### EXERCISE DESCRIPTION
Search the listing below for the string "label" and copy every line where it occurs.

### GIVEN DATA
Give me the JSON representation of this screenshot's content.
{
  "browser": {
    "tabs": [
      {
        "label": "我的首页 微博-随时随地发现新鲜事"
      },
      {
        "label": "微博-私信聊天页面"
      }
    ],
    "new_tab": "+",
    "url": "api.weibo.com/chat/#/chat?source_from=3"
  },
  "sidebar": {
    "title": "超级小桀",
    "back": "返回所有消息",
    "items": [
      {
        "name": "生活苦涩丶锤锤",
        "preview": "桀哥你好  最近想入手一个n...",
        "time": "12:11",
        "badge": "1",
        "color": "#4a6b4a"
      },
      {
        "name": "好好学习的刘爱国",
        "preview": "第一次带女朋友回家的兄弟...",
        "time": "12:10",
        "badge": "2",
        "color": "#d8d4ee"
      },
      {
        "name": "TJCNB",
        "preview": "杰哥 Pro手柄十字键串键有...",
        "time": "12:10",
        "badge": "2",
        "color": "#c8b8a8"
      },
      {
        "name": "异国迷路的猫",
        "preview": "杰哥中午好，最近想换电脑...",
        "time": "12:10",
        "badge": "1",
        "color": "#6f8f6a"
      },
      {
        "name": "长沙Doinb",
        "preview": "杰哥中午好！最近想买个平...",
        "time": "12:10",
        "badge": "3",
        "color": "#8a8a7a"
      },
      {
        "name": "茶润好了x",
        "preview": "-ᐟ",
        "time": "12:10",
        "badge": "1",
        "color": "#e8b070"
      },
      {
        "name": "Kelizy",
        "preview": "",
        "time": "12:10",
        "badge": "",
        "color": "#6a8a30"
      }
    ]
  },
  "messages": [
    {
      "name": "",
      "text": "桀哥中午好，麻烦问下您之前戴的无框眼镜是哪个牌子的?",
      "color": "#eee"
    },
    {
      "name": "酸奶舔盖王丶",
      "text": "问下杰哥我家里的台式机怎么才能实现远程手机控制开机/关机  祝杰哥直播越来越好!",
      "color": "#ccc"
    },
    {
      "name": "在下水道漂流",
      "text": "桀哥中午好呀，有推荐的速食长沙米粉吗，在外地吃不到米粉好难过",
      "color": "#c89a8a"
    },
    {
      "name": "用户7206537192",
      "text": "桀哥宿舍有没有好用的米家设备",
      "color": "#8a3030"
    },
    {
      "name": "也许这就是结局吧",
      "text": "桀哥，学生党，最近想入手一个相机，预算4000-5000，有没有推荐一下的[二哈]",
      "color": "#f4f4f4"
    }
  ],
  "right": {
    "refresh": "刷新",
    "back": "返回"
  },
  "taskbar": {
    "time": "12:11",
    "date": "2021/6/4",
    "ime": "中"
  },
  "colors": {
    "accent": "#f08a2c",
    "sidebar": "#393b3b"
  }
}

### COMPLETE OUTPUT
        "label": "我的首页 微博-随时随地发现新鲜事"
        "label": "微博-私信聊天页面"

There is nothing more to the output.